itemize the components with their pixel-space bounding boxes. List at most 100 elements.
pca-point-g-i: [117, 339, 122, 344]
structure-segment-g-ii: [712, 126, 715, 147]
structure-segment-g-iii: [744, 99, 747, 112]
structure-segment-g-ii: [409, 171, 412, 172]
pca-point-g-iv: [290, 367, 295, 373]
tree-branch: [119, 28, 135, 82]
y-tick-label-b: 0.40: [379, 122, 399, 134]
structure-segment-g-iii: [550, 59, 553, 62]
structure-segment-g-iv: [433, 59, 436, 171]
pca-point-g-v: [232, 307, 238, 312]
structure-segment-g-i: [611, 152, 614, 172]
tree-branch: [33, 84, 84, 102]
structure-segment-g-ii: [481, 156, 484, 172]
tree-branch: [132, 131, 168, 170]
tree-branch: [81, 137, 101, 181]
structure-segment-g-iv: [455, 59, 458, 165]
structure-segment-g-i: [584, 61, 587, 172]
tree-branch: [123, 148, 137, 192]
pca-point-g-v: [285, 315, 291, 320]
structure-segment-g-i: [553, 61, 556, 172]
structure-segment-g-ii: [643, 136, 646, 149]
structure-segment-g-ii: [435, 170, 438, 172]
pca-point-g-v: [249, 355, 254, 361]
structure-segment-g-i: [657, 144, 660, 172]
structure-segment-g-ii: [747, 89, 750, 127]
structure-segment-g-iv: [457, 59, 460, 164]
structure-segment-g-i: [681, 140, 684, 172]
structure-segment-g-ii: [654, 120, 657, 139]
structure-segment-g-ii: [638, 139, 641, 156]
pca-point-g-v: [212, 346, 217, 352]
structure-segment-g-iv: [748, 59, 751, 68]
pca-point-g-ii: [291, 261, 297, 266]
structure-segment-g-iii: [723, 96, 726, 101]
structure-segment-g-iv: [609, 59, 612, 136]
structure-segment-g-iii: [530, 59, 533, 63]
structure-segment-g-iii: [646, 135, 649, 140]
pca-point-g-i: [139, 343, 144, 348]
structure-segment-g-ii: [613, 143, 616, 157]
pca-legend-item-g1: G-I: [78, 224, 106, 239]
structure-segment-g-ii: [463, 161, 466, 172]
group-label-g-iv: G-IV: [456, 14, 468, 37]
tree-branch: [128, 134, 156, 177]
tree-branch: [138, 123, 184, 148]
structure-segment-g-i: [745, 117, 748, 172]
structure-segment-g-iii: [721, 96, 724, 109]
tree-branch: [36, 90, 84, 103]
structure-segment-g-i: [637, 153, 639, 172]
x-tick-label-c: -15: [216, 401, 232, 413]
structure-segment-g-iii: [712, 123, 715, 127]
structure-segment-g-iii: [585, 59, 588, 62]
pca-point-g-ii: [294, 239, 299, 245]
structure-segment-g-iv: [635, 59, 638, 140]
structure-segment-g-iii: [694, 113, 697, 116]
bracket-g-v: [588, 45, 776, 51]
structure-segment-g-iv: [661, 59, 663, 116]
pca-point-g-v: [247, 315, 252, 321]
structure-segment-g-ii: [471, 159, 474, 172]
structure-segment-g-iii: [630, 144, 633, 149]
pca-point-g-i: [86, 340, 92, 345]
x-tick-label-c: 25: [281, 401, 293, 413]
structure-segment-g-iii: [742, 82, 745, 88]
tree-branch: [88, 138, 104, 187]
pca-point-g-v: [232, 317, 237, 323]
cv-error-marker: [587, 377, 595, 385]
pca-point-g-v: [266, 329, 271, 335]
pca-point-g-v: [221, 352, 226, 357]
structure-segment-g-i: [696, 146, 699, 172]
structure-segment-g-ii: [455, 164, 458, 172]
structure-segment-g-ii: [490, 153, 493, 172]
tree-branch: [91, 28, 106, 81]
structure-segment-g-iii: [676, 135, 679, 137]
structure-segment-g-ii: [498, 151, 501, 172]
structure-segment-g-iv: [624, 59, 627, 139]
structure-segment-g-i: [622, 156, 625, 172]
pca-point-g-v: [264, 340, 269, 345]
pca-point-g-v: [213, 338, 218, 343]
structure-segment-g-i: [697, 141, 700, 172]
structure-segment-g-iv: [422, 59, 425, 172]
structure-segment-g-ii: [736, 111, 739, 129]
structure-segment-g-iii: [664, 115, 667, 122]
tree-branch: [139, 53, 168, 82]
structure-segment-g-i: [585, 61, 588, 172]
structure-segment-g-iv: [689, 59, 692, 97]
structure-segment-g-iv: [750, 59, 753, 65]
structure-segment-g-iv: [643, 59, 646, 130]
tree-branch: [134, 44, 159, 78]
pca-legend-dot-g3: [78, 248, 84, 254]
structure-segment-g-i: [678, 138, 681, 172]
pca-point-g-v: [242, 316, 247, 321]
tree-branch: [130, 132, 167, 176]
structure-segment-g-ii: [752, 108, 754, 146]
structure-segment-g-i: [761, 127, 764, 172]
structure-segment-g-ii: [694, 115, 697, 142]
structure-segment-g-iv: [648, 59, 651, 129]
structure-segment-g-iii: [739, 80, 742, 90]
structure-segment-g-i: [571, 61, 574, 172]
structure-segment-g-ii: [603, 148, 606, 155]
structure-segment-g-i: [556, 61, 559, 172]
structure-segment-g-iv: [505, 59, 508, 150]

*-*-*

TASK DESCRIPTION: Copy every line above character for character, with nothing changed.

ANSWER TO THIS TASK:
itemize the components with their pixel-space bounding boxes. List at most 100 elements.
pca-point-g-i: [117, 339, 122, 344]
structure-segment-g-ii: [712, 126, 715, 147]
structure-segment-g-iii: [744, 99, 747, 112]
structure-segment-g-ii: [409, 171, 412, 172]
pca-point-g-iv: [290, 367, 295, 373]
tree-branch: [119, 28, 135, 82]
y-tick-label-b: 0.40: [379, 122, 399, 134]
structure-segment-g-iii: [550, 59, 553, 62]
structure-segment-g-iv: [433, 59, 436, 171]
pca-point-g-v: [232, 307, 238, 312]
structure-segment-g-i: [611, 152, 614, 172]
tree-branch: [33, 84, 84, 102]
structure-segment-g-ii: [481, 156, 484, 172]
tree-branch: [132, 131, 168, 170]
tree-branch: [81, 137, 101, 181]
structure-segment-g-iv: [455, 59, 458, 165]
structure-segment-g-i: [584, 61, 587, 172]
tree-branch: [123, 148, 137, 192]
pca-point-g-v: [285, 315, 291, 320]
structure-segment-g-i: [553, 61, 556, 172]
structure-segment-g-ii: [643, 136, 646, 149]
structure-segment-g-ii: [435, 170, 438, 172]
pca-point-g-v: [249, 355, 254, 361]
structure-segment-g-i: [657, 144, 660, 172]
structure-segment-g-ii: [747, 89, 750, 127]
structure-segment-g-iv: [457, 59, 460, 164]
structure-segment-g-i: [681, 140, 684, 172]
structure-segment-g-ii: [654, 120, 657, 139]
structure-segment-g-ii: [638, 139, 641, 156]
pca-point-g-v: [212, 346, 217, 352]
structure-segment-g-iv: [748, 59, 751, 68]
pca-point-g-ii: [291, 261, 297, 266]
structure-segment-g-iii: [723, 96, 726, 101]
structure-segment-g-iv: [609, 59, 612, 136]
structure-segment-g-iii: [530, 59, 533, 63]
structure-segment-g-iii: [646, 135, 649, 140]
pca-point-g-i: [139, 343, 144, 348]
structure-segment-g-ii: [613, 143, 616, 157]
pca-legend-item-g1: G-I: [78, 224, 106, 239]
structure-segment-g-ii: [463, 161, 466, 172]
group-label-g-iv: G-IV: [456, 14, 468, 37]
tree-branch: [128, 134, 156, 177]
tree-branch: [138, 123, 184, 148]
structure-segment-g-i: [745, 117, 748, 172]
structure-segment-g-iii: [721, 96, 724, 109]
tree-branch: [36, 90, 84, 103]
structure-segment-g-i: [637, 153, 639, 172]
x-tick-label-c: -15: [216, 401, 232, 413]
structure-segment-g-iii: [712, 123, 715, 127]
structure-segment-g-iii: [585, 59, 588, 62]
pca-point-g-ii: [294, 239, 299, 245]
structure-segment-g-iv: [635, 59, 638, 140]
structure-segment-g-iii: [694, 113, 697, 116]
bracket-g-v: [588, 45, 776, 51]
structure-segment-g-iv: [661, 59, 663, 116]
pca-point-g-v: [247, 315, 252, 321]
structure-segment-g-ii: [471, 159, 474, 172]
structure-segment-g-iii: [630, 144, 633, 149]
pca-point-g-i: [86, 340, 92, 345]
x-tick-label-c: 25: [281, 401, 293, 413]
structure-segment-g-iii: [742, 82, 745, 88]
tree-branch: [88, 138, 104, 187]
pca-point-g-v: [232, 317, 237, 323]
cv-error-marker: [587, 377, 595, 385]
pca-point-g-v: [266, 329, 271, 335]
pca-point-g-v: [221, 352, 226, 357]
structure-segment-g-i: [696, 146, 699, 172]
structure-segment-g-ii: [455, 164, 458, 172]
structure-segment-g-ii: [490, 153, 493, 172]
tree-branch: [91, 28, 106, 81]
structure-segment-g-iii: [676, 135, 679, 137]
structure-segment-g-ii: [498, 151, 501, 172]
structure-segment-g-iv: [624, 59, 627, 139]
structure-segment-g-i: [622, 156, 625, 172]
pca-point-g-v: [264, 340, 269, 345]
pca-point-g-v: [213, 338, 218, 343]
structure-segment-g-i: [697, 141, 700, 172]
structure-segment-g-iv: [422, 59, 425, 172]
structure-segment-g-ii: [736, 111, 739, 129]
structure-segment-g-iii: [664, 115, 667, 122]
tree-branch: [139, 53, 168, 82]
structure-segment-g-i: [585, 61, 588, 172]
structure-segment-g-iv: [689, 59, 692, 97]
structure-segment-g-iv: [750, 59, 753, 65]
structure-segment-g-iv: [643, 59, 646, 130]
tree-branch: [134, 44, 159, 78]
pca-legend-dot-g3: [78, 248, 84, 254]
structure-segment-g-i: [678, 138, 681, 172]
pca-point-g-v: [242, 316, 247, 321]
tree-branch: [130, 132, 167, 176]
structure-segment-g-ii: [752, 108, 754, 146]
structure-segment-g-i: [761, 127, 764, 172]
structure-segment-g-ii: [694, 115, 697, 142]
structure-segment-g-iv: [648, 59, 651, 129]
structure-segment-g-iii: [739, 80, 742, 90]
structure-segment-g-i: [571, 61, 574, 172]
structure-segment-g-ii: [603, 148, 606, 155]
structure-segment-g-i: [556, 61, 559, 172]
structure-segment-g-iv: [505, 59, 508, 150]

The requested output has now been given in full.